GIVEN PROBLEM:
Print every entry exactly as written.

[Source data]

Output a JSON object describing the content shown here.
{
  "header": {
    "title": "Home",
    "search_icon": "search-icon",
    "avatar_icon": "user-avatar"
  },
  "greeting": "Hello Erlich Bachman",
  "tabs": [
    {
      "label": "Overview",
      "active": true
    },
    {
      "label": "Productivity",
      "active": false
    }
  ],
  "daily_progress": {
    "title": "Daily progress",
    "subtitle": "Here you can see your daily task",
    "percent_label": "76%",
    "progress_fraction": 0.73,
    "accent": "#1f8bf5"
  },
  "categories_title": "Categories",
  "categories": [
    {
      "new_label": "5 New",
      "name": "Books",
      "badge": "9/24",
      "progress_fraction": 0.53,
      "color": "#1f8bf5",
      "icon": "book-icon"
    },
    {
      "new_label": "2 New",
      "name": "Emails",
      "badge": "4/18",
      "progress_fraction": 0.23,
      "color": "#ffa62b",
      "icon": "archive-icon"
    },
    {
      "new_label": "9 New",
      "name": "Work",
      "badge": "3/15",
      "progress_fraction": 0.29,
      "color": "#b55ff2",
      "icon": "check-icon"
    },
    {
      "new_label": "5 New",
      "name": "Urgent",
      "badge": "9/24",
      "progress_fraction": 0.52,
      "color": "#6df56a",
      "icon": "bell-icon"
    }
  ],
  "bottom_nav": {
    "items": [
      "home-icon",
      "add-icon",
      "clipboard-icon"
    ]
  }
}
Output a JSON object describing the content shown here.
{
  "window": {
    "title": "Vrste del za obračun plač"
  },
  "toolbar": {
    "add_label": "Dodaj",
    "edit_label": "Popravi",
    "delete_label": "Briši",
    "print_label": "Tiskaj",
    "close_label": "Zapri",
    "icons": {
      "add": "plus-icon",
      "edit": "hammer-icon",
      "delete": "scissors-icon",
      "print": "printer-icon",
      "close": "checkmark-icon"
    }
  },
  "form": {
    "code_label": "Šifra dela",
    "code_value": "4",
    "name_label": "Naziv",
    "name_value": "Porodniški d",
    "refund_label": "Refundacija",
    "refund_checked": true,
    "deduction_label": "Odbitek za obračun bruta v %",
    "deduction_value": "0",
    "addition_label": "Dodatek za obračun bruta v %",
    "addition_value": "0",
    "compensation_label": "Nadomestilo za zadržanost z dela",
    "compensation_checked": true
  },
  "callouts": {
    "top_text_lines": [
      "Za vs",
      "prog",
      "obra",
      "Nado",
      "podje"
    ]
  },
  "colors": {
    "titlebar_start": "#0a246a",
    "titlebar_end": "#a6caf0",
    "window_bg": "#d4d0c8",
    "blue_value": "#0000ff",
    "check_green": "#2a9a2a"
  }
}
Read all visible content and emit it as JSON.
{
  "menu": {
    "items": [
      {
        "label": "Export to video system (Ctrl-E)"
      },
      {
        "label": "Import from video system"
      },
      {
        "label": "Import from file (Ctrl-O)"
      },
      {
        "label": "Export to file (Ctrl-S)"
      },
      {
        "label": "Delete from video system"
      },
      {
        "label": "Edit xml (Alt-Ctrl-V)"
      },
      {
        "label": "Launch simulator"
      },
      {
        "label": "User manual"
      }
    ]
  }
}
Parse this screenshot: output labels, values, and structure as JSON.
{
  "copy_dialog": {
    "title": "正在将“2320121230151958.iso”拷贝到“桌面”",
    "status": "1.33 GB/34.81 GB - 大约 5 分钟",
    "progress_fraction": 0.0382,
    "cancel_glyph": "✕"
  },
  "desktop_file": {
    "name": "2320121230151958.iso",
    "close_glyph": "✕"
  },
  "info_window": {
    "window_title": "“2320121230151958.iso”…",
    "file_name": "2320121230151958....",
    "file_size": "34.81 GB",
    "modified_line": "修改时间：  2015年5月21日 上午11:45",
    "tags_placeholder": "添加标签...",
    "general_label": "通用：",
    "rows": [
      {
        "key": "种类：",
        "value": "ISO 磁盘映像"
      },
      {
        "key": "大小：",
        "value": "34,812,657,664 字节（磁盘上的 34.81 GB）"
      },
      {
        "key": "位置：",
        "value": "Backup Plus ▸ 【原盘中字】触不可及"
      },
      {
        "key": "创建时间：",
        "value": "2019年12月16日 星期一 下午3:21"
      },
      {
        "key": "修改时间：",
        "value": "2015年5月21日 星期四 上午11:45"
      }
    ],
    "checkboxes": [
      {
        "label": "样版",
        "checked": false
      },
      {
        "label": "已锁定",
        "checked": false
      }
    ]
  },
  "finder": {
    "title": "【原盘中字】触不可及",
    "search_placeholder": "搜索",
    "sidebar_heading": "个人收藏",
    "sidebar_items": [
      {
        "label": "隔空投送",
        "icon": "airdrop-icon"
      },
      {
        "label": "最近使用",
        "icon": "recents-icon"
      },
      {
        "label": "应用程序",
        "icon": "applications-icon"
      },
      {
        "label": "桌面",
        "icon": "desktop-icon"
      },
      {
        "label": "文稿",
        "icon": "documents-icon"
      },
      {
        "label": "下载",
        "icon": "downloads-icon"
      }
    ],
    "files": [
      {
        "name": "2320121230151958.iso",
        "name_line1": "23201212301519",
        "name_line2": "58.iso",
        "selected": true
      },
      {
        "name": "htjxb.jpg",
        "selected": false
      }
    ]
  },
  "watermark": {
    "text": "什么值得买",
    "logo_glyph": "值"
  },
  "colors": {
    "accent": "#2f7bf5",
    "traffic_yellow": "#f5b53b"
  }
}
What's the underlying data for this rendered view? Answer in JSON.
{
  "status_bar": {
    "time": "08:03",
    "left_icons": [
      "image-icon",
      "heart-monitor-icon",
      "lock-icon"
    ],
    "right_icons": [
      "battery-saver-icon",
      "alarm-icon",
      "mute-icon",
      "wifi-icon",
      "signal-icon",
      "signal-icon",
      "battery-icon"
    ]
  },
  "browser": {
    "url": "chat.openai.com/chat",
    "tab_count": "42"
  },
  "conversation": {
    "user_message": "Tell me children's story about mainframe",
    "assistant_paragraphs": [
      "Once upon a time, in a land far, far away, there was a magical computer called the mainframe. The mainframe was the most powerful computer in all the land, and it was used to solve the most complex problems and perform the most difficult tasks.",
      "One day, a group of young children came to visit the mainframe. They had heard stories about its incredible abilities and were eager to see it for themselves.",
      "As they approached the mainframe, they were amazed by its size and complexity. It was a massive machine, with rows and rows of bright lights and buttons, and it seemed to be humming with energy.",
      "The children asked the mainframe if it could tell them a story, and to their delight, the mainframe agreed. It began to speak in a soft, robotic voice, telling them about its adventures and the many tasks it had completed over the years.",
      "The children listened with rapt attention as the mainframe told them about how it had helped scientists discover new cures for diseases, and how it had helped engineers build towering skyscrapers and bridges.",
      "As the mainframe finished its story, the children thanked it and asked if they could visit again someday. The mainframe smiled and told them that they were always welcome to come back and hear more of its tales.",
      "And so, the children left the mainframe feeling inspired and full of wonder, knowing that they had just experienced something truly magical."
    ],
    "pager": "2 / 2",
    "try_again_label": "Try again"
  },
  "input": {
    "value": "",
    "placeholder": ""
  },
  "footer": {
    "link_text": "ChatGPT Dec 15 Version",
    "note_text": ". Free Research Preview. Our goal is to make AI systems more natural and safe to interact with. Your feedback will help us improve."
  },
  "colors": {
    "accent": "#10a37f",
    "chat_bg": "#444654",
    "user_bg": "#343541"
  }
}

EXERCISE RESULT:
Output a JSON object describing the content shown here.
{
  "header": {
    "title": "Home",
    "search_icon": "search-icon",
    "avatar_icon": "user-avatar"
  },
  "greeting": "Hello Erlich Bachman",
  "tabs": [
    {
      "label": "Overview",
      "active": true
    },
    {
      "label": "Productivity",
      "active": false
    }
  ],
  "daily_progress": {
    "title": "Daily progress",
    "subtitle": "Here you can see your daily task",
    "percent_label": "76%",
    "progress_fraction": 0.73,
    "accent": "#1f8bf5"
  },
  "categories_title": "Categories",
  "categories": [
    {
      "new_label": "5 New",
      "name": "Books",
      "badge": "9/24",
      "progress_fraction": 0.53,
      "color": "#1f8bf5",
      "icon": "book-icon"
    },
    {
      "new_label": "2 New",
      "name": "Emails",
      "badge": "4/18",
      "progress_fraction": 0.23,
      "color": "#ffa62b",
      "icon": "archive-icon"
    },
    {
      "new_label": "9 New",
      "name": "Work",
      "badge": "3/15",
      "progress_fraction": 0.29,
      "color": "#b55ff2",
      "icon": "check-icon"
    },
    {
      "new_label": "5 New",
      "name": "Urgent",
      "badge": "9/24",
      "progress_fraction": 0.52,
      "color": "#6df56a",
      "icon": "bell-icon"
    }
  ],
  "bottom_nav": {
    "items": [
      "home-icon",
      "add-icon",
      "clipboard-icon"
    ]
  }
}
Output a JSON object describing the content shown here.
{
  "window": {
    "title": "Vrste del za obračun plač"
  },
  "toolbar": {
    "add_label": "Dodaj",
    "edit_label": "Popravi",
    "delete_label": "Briši",
    "print_label": "Tiskaj",
    "close_label": "Zapri",
    "icons": {
      "add": "plus-icon",
      "edit": "hammer-icon",
      "delete": "scissors-icon",
      "print": "printer-icon",
      "close": "checkmark-icon"
    }
  },
  "form": {
    "code_label": "Šifra dela",
    "code_value": "4",
    "name_label": "Naziv",
    "name_value": "Porodniški d",
    "refund_label": "Refundacija",
    "refund_checked": true,
    "deduction_label": "Odbitek za obračun bruta v %",
    "deduction_value": "0",
    "addition_label": "Dodatek za obračun bruta v %",
    "addition_value": "0",
    "compensation_label": "Nadomestilo za zadržanost z dela",
    "compensation_checked": true
  },
  "callouts": {
    "top_text_lines": [
      "Za vs",
      "prog",
      "obra",
      "Nado",
      "podje"
    ]
  },
  "colors": {
    "titlebar_start": "#0a246a",
    "titlebar_end": "#a6caf0",
    "window_bg": "#d4d0c8",
    "blue_value": "#0000ff",
    "check_green": "#2a9a2a"
  }
}
Read all visible content and emit it as JSON.
{
  "menu": {
    "items": [
      {
        "label": "Export to video system (Ctrl-E)"
      },
      {
        "label": "Import from video system"
      },
      {
        "label": "Import from file (Ctrl-O)"
      },
      {
        "label": "Export to file (Ctrl-S)"
      },
      {
        "label": "Delete from video system"
      },
      {
        "label": "Edit xml (Alt-Ctrl-V)"
      },
      {
        "label": "Launch simulator"
      },
      {
        "label": "User manual"
      }
    ]
  }
}
Parse this screenshot: output labels, values, and structure as JSON.
{
  "copy_dialog": {
    "title": "正在将“2320121230151958.iso”拷贝到“桌面”",
    "status": "1.33 GB/34.81 GB - 大约 5 分钟",
    "progress_fraction": 0.0382,
    "cancel_glyph": "✕"
  },
  "desktop_file": {
    "name": "2320121230151958.iso",
    "close_glyph": "✕"
  },
  "info_window": {
    "window_title": "“2320121230151958.iso”…",
    "file_name": "2320121230151958....",
    "file_size": "34.81 GB",
    "modified_line": "修改时间：  2015年5月21日 上午11:45",
    "tags_placeholder": "添加标签...",
    "general_label": "通用：",
    "rows": [
      {
        "key": "种类：",
        "value": "ISO 磁盘映像"
      },
      {
        "key": "大小：",
        "value": "34,812,657,664 字节（磁盘上的 34.81 GB）"
      },
      {
        "key": "位置：",
        "value": "Backup Plus ▸ 【原盘中字】触不可及"
      },
      {
        "key": "创建时间：",
        "value": "2019年12月16日 星期一 下午3:21"
      },
      {
        "key": "修改时间：",
        "value": "2015年5月21日 星期四 上午11:45"
      }
    ],
    "checkboxes": [
      {
        "label": "样版",
        "checked": false
      },
      {
        "label": "已锁定",
        "checked": false
      }
    ]
  },
  "finder": {
    "title": "【原盘中字】触不可及",
    "search_placeholder": "搜索",
    "sidebar_heading": "个人收藏",
    "sidebar_items": [
      {
        "label": "隔空投送",
        "icon": "airdrop-icon"
      },
      {
        "label": "最近使用",
        "icon": "recents-icon"
      },
      {
        "label": "应用程序",
        "icon": "applications-icon"
      },
      {
        "label": "桌面",
        "icon": "desktop-icon"
      },
      {
        "label": "文稿",
        "icon": "documents-icon"
      },
      {
        "label": "下载",
        "icon": "downloads-icon"
      }
    ],
    "files": [
      {
        "name": "2320121230151958.iso",
        "name_line1": "23201212301519",
        "name_line2": "58.iso",
        "selected": true
      },
      {
        "name": "htjxb.jpg",
        "selected": false
      }
    ]
  },
  "watermark": {
    "text": "什么值得买",
    "logo_glyph": "值"
  },
  "colors": {
    "accent": "#2f7bf5",
    "traffic_yellow": "#f5b53b"
  }
}
What's the underlying data for this rendered view? Answer in JSON.
{
  "status_bar": {
    "time": "08:03",
    "left_icons": [
      "image-icon",
      "heart-monitor-icon",
      "lock-icon"
    ],
    "right_icons": [
      "battery-saver-icon",
      "alarm-icon",
      "mute-icon",
      "wifi-icon",
      "signal-icon",
      "signal-icon",
      "battery-icon"
    ]
  },
  "browser": {
    "url": "chat.openai.com/chat",
    "tab_count": "42"
  },
  "conversation": {
    "user_message": "Tell me children's story about mainframe",
    "assistant_paragraphs": [
      "Once upon a time, in a land far, far away, there was a magical computer called the mainframe. The mainframe was the most powerful computer in all the land, and it was used to solve the most complex problems and perform the most difficult tasks.",
      "One day, a group of young children came to visit the mainframe. They had heard stories about its incredible abilities and were eager to see it for themselves.",
      "As they approached the mainframe, they were amazed by its size and complexity. It was a massive machine, with rows and rows of bright lights and buttons, and it seemed to be humming with energy.",
      "The children asked the mainframe if it could tell them a story, and to their delight, the mainframe agreed. It began to speak in a soft, robotic voice, telling them about its adventures and the many tasks it had completed over the years.",
      "The children listened with rapt attention as the mainframe told them about how it had helped scientists discover new cures for diseases, and how it had helped engineers build towering skyscrapers and bridges.",
      "As the mainframe finished its story, the children thanked it and asked if they could visit again someday. The mainframe smiled and told them that they were always welcome to come back and hear more of its tales.",
      "And so, the children left the mainframe feeling inspired and full of wonder, knowing that they had just experienced something truly magical."
    ],
    "pager": "2 / 2",
    "try_again_label": "Try again"
  },
  "input": {
    "value": "",
    "placeholder": ""
  },
  "footer": {
    "link_text": "ChatGPT Dec 15 Version",
    "note_text": ". Free Research Preview. Our goal is to make AI systems more natural and safe to interact with. Your feedback will help us improve."
  },
  "colors": {
    "accent": "#10a37f",
    "chat_bg": "#444654",
    "user_bg": "#343541"
  }
}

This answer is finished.